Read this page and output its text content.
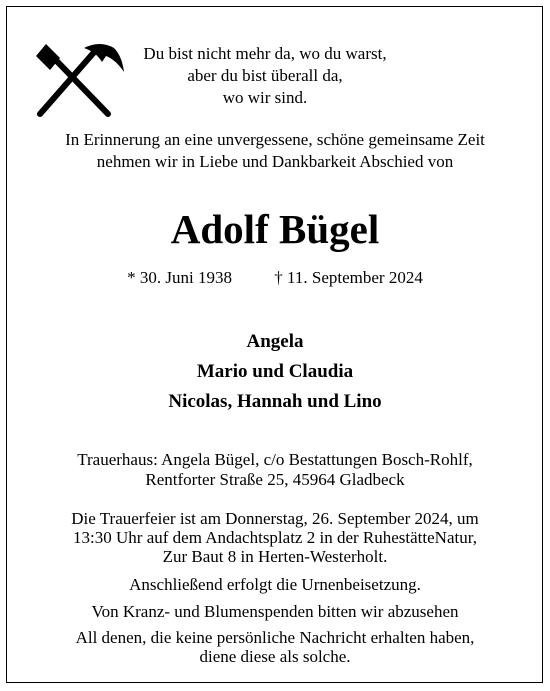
Du bist nicht mehr da, wo du warst,
aber du bist überall da,
wo wir sind.
In Erinnerung an eine unvergessene, schöne gemeinsame Zeit
nehmen wir in Liebe und Dankbarkeit Abschied von
Adolf Bügel
* 30. Juni 1938 † 11. September 2024
Angela
Mario und Claudia
Nicolas, Hannah und Lino
Trauerhaus: Angela Bügel, c/o Bestattungen Bosch-Rohlf,
Rentforter Straße 25, 45964 Gladbeck
Die Trauerfeier ist am Donnerstag, 26. September 2024, um
13:30 Uhr auf dem Andachtsplatz 2 in der RuhestätteNatur,
Zur Baut 8 in Herten-Westerholt.
Anschließend erfolgt die Urnenbeisetzung.
Von Kranz- und Blumenspenden bitten wir abzusehen
All denen, die keine persönliche Nachricht erhalten haben,
diene diese als solche.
----
*Prompt*
Write the records above out again exactly, with no pictures in your copy.

*Answer for this exercise*
Read this page and output its text content.
Du bist nicht mehr da, wo du warst,
aber du bist überall da,
wo wir sind.
In Erinnerung an eine unvergessene, schöne gemeinsame Zeit
nehmen wir in Liebe und Dankbarkeit Abschied von
Adolf Bügel
* 30. Juni 1938 † 11. September 2024
Angela
Mario und Claudia
Nicolas, Hannah und Lino
Trauerhaus: Angela Bügel, c/o Bestattungen Bosch-Rohlf,
Rentforter Straße 25, 45964 Gladbeck
Die Trauerfeier ist am Donnerstag, 26. September 2024, um
13:30 Uhr auf dem Andachtsplatz 2 in der RuhestätteNatur,
Zur Baut 8 in Herten-Westerholt.
Anschließend erfolgt die Urnenbeisetzung.
Von Kranz- und Blumenspenden bitten wir abzusehen
All denen, die keine persönliche Nachricht erhalten haben,
diene diese als solche.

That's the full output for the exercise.